_EXERCISE DESCRIPTION_.
Copy out all lines with the word "Wells" in them.

:::::

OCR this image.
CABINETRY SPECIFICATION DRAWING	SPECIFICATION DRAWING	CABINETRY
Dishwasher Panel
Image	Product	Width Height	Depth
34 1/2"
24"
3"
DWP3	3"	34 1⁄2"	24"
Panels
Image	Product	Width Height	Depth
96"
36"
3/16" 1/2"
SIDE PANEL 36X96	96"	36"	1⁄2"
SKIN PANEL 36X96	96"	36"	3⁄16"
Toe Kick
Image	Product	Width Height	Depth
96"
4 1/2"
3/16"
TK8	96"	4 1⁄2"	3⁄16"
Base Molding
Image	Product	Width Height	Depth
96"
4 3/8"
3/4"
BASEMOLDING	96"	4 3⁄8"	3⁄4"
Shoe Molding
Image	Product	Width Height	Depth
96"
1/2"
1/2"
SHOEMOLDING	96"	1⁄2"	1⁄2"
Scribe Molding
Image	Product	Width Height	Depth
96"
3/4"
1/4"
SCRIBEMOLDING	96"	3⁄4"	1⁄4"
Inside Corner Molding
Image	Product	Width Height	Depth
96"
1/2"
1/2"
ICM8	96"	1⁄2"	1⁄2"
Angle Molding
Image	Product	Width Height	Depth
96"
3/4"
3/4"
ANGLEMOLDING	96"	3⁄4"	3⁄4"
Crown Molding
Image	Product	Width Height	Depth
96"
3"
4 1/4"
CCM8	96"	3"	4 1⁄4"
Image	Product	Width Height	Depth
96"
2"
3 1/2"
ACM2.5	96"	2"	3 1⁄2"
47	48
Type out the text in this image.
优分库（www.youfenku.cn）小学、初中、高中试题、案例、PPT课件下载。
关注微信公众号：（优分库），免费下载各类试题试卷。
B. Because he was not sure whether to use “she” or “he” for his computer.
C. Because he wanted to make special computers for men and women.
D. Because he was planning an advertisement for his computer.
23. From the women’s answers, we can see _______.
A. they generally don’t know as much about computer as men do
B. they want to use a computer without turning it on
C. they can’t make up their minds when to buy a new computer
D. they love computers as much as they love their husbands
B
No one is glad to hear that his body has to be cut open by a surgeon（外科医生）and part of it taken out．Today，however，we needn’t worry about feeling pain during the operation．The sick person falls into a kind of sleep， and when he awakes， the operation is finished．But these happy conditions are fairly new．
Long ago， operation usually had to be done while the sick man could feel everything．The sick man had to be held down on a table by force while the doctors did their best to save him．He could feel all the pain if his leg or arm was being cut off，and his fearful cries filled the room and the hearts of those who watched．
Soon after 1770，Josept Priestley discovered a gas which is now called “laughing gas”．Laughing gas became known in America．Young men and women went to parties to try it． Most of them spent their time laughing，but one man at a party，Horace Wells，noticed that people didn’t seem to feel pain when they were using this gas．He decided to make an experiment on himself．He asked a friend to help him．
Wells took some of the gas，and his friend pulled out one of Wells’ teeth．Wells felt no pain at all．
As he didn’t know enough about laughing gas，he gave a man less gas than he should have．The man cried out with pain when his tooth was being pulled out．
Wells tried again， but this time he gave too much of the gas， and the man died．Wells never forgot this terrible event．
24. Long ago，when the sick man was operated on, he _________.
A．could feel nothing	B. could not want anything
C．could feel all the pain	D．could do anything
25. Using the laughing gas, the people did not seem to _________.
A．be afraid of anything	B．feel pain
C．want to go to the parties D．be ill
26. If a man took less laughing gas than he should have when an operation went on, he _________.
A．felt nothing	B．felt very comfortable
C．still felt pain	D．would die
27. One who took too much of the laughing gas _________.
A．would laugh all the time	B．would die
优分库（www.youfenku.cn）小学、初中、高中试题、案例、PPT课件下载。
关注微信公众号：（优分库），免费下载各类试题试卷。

:::::

_ANSWER TO THE EXERCISE_.
Soon after 1770，Josept Priestley discovered a gas which is now called “laughing gas”．Laughing gas became known in America．Young men and women went to parties to try it． Most of them spent their time laughing，but one man at a party，Horace Wells，noticed that people didn’t seem to feel pain when they were using this gas．He decided to make an experiment on himself．He asked a friend to help him．
Wells took some of the gas，and his friend pulled out one of Wells’ teeth．Wells felt no pain at all．
Wells tried again， but this time he gave too much of the gas， and the man died．Wells never forgot this terrible event．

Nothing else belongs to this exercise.